## WRITTEN INSTRUCTION
Restate all of the entries exactly, dropping any pictures they hold.

## DATA EXTRACT
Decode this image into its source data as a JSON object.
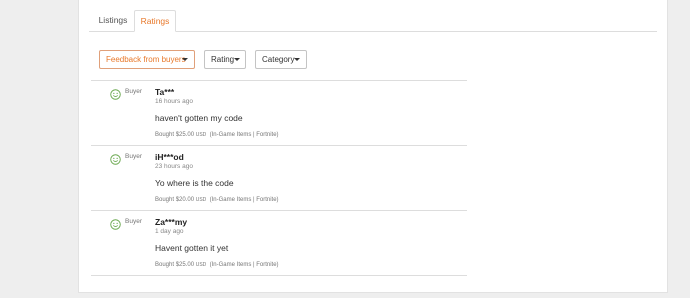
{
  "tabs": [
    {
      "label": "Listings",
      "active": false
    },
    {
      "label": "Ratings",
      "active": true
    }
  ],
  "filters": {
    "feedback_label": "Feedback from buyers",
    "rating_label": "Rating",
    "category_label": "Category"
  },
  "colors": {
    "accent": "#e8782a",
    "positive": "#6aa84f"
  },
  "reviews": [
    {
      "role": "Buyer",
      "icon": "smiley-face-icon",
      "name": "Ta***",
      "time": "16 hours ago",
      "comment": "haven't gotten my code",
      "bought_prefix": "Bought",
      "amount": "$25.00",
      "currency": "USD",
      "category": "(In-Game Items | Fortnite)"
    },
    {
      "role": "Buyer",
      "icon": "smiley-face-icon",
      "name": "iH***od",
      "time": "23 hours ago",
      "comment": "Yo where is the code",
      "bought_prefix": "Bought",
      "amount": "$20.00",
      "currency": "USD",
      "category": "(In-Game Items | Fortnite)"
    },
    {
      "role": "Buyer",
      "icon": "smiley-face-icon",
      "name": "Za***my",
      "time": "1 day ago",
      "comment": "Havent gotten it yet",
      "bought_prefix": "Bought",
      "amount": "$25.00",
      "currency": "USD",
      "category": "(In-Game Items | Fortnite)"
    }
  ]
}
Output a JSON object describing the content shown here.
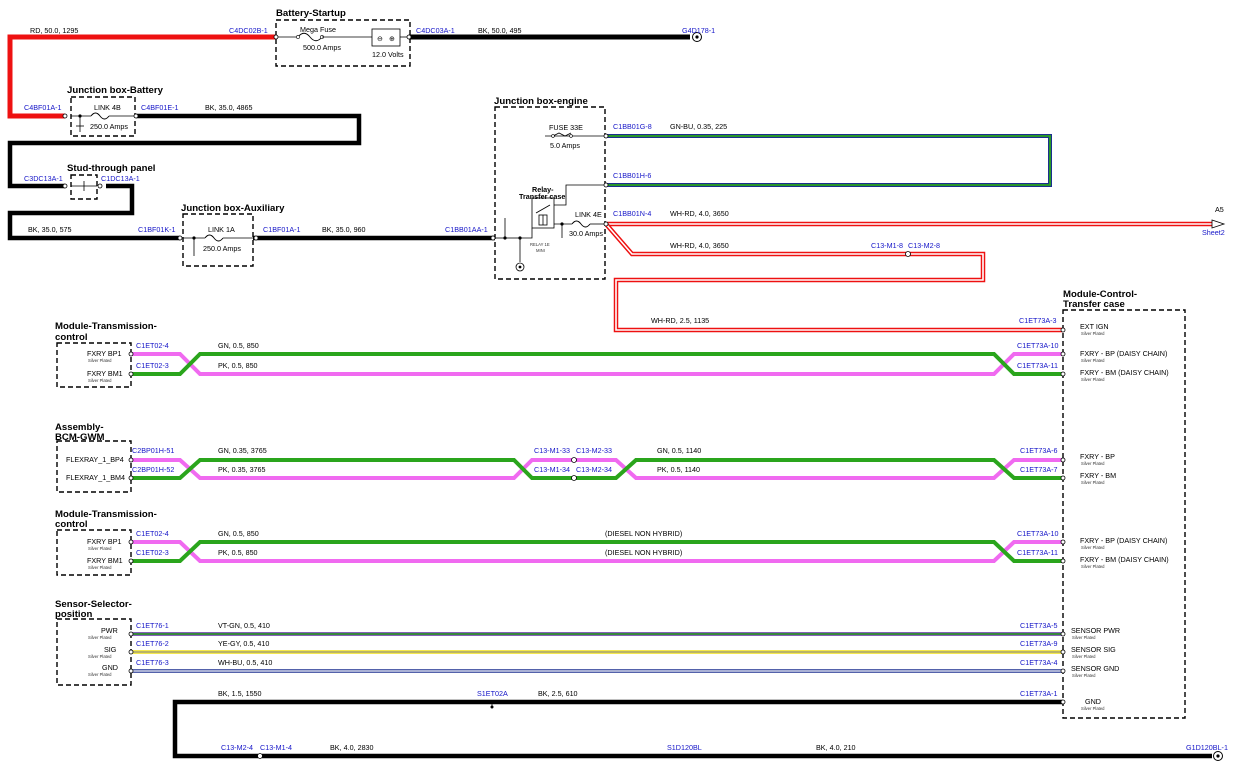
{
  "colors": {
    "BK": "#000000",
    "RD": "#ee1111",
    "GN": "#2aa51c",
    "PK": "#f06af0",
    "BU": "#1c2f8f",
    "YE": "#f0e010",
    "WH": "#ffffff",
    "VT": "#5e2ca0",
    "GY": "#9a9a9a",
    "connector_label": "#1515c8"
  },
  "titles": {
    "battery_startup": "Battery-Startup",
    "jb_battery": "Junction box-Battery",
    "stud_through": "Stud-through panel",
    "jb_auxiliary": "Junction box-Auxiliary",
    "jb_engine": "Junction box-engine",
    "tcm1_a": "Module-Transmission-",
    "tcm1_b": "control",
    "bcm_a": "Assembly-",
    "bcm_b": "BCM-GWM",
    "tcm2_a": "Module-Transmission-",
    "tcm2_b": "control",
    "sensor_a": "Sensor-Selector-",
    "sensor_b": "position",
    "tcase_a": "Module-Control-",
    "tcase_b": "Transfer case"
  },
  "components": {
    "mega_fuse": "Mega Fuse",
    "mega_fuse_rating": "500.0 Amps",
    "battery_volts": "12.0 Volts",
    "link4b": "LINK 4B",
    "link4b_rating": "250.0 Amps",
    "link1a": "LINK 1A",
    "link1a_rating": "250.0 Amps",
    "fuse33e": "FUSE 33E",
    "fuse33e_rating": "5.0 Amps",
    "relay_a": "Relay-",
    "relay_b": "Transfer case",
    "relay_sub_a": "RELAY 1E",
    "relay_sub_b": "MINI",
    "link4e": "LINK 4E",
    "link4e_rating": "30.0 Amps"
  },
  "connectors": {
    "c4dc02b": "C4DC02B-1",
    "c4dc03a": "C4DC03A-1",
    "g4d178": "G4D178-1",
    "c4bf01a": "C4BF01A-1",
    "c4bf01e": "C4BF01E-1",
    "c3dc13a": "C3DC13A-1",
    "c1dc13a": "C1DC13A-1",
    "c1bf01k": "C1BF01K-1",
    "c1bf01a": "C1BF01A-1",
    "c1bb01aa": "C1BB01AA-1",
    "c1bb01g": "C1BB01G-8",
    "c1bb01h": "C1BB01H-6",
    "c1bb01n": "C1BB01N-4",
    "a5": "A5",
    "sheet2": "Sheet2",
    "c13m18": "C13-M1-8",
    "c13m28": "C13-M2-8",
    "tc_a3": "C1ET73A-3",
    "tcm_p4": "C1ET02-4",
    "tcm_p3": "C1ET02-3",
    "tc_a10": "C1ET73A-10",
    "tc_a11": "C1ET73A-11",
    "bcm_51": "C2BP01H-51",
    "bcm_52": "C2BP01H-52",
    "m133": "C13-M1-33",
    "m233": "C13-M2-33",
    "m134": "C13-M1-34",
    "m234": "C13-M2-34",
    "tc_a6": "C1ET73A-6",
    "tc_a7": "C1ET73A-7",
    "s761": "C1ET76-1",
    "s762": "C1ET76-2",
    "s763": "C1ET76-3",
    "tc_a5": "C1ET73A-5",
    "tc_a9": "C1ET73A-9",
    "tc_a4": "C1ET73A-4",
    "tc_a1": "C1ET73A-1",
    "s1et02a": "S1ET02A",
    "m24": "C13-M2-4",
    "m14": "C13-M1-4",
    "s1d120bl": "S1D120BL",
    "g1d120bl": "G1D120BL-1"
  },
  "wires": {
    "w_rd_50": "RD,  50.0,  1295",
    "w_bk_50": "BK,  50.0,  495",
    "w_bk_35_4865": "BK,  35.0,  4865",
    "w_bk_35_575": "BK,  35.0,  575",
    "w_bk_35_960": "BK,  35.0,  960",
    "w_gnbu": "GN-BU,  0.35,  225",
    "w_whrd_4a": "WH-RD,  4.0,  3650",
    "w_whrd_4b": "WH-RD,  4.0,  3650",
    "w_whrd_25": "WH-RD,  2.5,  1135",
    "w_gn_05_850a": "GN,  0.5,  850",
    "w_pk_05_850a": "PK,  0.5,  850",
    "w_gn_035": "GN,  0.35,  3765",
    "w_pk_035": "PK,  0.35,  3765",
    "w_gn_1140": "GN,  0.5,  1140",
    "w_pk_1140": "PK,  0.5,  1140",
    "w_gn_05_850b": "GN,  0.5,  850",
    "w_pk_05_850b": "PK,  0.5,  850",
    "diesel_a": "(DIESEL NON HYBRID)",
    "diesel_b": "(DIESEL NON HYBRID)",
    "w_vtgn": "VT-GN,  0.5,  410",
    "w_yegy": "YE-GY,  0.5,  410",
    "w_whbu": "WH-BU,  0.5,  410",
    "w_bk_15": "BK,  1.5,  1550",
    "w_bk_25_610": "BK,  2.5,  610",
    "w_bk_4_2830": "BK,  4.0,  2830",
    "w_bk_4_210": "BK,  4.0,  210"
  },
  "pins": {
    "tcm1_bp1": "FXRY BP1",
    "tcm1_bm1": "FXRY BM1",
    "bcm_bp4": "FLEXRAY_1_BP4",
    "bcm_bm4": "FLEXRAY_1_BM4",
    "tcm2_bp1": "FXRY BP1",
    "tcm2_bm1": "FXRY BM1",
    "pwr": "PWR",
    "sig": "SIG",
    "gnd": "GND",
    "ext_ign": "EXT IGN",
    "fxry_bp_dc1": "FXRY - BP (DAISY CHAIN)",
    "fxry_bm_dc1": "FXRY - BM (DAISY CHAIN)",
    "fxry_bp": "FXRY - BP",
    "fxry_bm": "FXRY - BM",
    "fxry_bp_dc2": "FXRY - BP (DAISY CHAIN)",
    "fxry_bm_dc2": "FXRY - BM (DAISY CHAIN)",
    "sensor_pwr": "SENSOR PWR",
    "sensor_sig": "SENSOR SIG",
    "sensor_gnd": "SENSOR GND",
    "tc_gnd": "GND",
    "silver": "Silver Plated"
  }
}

## SOLUTION TO THE PROBLEM
Decode this image into its source data as a JSON object.
{
  "tabs": [
    {
      "label": "Listings",
      "active": false
    },
    {
      "label": "Ratings",
      "active": true
    }
  ],
  "filters": {
    "feedback_label": "Feedback from buyers",
    "rating_label": "Rating",
    "category_label": "Category"
  },
  "colors": {
    "accent": "#e8782a",
    "positive": "#6aa84f"
  },
  "reviews": [
    {
      "role": "Buyer",
      "icon": "smiley-face-icon",
      "name": "Ta***",
      "time": "16 hours ago",
      "comment": "haven't gotten my code",
      "bought_prefix": "Bought",
      "amount": "$25.00",
      "currency": "USD",
      "category": "(In-Game Items | Fortnite)"
    },
    {
      "role": "Buyer",
      "icon": "smiley-face-icon",
      "name": "iH***od",
      "time": "23 hours ago",
      "comment": "Yo where is the code",
      "bought_prefix": "Bought",
      "amount": "$20.00",
      "currency": "USD",
      "category": "(In-Game Items | Fortnite)"
    },
    {
      "role": "Buyer",
      "icon": "smiley-face-icon",
      "name": "Za***my",
      "time": "1 day ago",
      "comment": "Havent gotten it yet",
      "bought_prefix": "Bought",
      "amount": "$25.00",
      "currency": "USD",
      "category": "(In-Game Items | Fortnite)"
    }
  ]
}
Output a JSON object describing the content shown here.
{
  "colors": {
    "BK": "#000000",
    "RD": "#ee1111",
    "GN": "#2aa51c",
    "PK": "#f06af0",
    "BU": "#1c2f8f",
    "YE": "#f0e010",
    "WH": "#ffffff",
    "VT": "#5e2ca0",
    "GY": "#9a9a9a",
    "connector_label": "#1515c8"
  },
  "titles": {
    "battery_startup": "Battery-Startup",
    "jb_battery": "Junction box-Battery",
    "stud_through": "Stud-through panel",
    "jb_auxiliary": "Junction box-Auxiliary",
    "jb_engine": "Junction box-engine",
    "tcm1_a": "Module-Transmission-",
    "tcm1_b": "control",
    "bcm_a": "Assembly-",
    "bcm_b": "BCM-GWM",
    "tcm2_a": "Module-Transmission-",
    "tcm2_b": "control",
    "sensor_a": "Sensor-Selector-",
    "sensor_b": "position",
    "tcase_a": "Module-Control-",
    "tcase_b": "Transfer case"
  },
  "components": {
    "mega_fuse": "Mega Fuse",
    "mega_fuse_rating": "500.0 Amps",
    "battery_volts": "12.0 Volts",
    "link4b": "LINK 4B",
    "link4b_rating": "250.0 Amps",
    "link1a": "LINK 1A",
    "link1a_rating": "250.0 Amps",
    "fuse33e": "FUSE 33E",
    "fuse33e_rating": "5.0 Amps",
    "relay_a": "Relay-",
    "relay_b": "Transfer case",
    "relay_sub_a": "RELAY 1E",
    "relay_sub_b": "MINI",
    "link4e": "LINK 4E",
    "link4e_rating": "30.0 Amps"
  },
  "connectors": {
    "c4dc02b": "C4DC02B-1",
    "c4dc03a": "C4DC03A-1",
    "g4d178": "G4D178-1",
    "c4bf01a": "C4BF01A-1",
    "c4bf01e": "C4BF01E-1",
    "c3dc13a": "C3DC13A-1",
    "c1dc13a": "C1DC13A-1",
    "c1bf01k": "C1BF01K-1",
    "c1bf01a": "C1BF01A-1",
    "c1bb01aa": "C1BB01AA-1",
    "c1bb01g": "C1BB01G-8",
    "c1bb01h": "C1BB01H-6",
    "c1bb01n": "C1BB01N-4",
    "a5": "A5",
    "sheet2": "Sheet2",
    "c13m18": "C13-M1-8",
    "c13m28": "C13-M2-8",
    "tc_a3": "C1ET73A-3",
    "tcm_p4": "C1ET02-4",
    "tcm_p3": "C1ET02-3",
    "tc_a10": "C1ET73A-10",
    "tc_a11": "C1ET73A-11",
    "bcm_51": "C2BP01H-51",
    "bcm_52": "C2BP01H-52",
    "m133": "C13-M1-33",
    "m233": "C13-M2-33",
    "m134": "C13-M1-34",
    "m234": "C13-M2-34",
    "tc_a6": "C1ET73A-6",
    "tc_a7": "C1ET73A-7",
    "s761": "C1ET76-1",
    "s762": "C1ET76-2",
    "s763": "C1ET76-3",
    "tc_a5": "C1ET73A-5",
    "tc_a9": "C1ET73A-9",
    "tc_a4": "C1ET73A-4",
    "tc_a1": "C1ET73A-1",
    "s1et02a": "S1ET02A",
    "m24": "C13-M2-4",
    "m14": "C13-M1-4",
    "s1d120bl": "S1D120BL",
    "g1d120bl": "G1D120BL-1"
  },
  "wires": {
    "w_rd_50": "RD,  50.0,  1295",
    "w_bk_50": "BK,  50.0,  495",
    "w_bk_35_4865": "BK,  35.0,  4865",
    "w_bk_35_575": "BK,  35.0,  575",
    "w_bk_35_960": "BK,  35.0,  960",
    "w_gnbu": "GN-BU,  0.35,  225",
    "w_whrd_4a": "WH-RD,  4.0,  3650",
    "w_whrd_4b": "WH-RD,  4.0,  3650",
    "w_whrd_25": "WH-RD,  2.5,  1135",
    "w_gn_05_850a": "GN,  0.5,  850",
    "w_pk_05_850a": "PK,  0.5,  850",
    "w_gn_035": "GN,  0.35,  3765",
    "w_pk_035": "PK,  0.35,  3765",
    "w_gn_1140": "GN,  0.5,  1140",
    "w_pk_1140": "PK,  0.5,  1140",
    "w_gn_05_850b": "GN,  0.5,  850",
    "w_pk_05_850b": "PK,  0.5,  850",
    "diesel_a": "(DIESEL NON HYBRID)",
    "diesel_b": "(DIESEL NON HYBRID)",
    "w_vtgn": "VT-GN,  0.5,  410",
    "w_yegy": "YE-GY,  0.5,  410",
    "w_whbu": "WH-BU,  0.5,  410",
    "w_bk_15": "BK,  1.5,  1550",
    "w_bk_25_610": "BK,  2.5,  610",
    "w_bk_4_2830": "BK,  4.0,  2830",
    "w_bk_4_210": "BK,  4.0,  210"
  },
  "pins": {
    "tcm1_bp1": "FXRY BP1",
    "tcm1_bm1": "FXRY BM1",
    "bcm_bp4": "FLEXRAY_1_BP4",
    "bcm_bm4": "FLEXRAY_1_BM4",
    "tcm2_bp1": "FXRY BP1",
    "tcm2_bm1": "FXRY BM1",
    "pwr": "PWR",
    "sig": "SIG",
    "gnd": "GND",
    "ext_ign": "EXT IGN",
    "fxry_bp_dc1": "FXRY - BP (DAISY CHAIN)",
    "fxry_bm_dc1": "FXRY - BM (DAISY CHAIN)",
    "fxry_bp": "FXRY - BP",
    "fxry_bm": "FXRY - BM",
    "fxry_bp_dc2": "FXRY - BP (DAISY CHAIN)",
    "fxry_bm_dc2": "FXRY - BM (DAISY CHAIN)",
    "sensor_pwr": "SENSOR PWR",
    "sensor_sig": "SENSOR SIG",
    "sensor_gnd": "SENSOR GND",
    "tc_gnd": "GND",
    "silver": "Silver Plated"
  }
}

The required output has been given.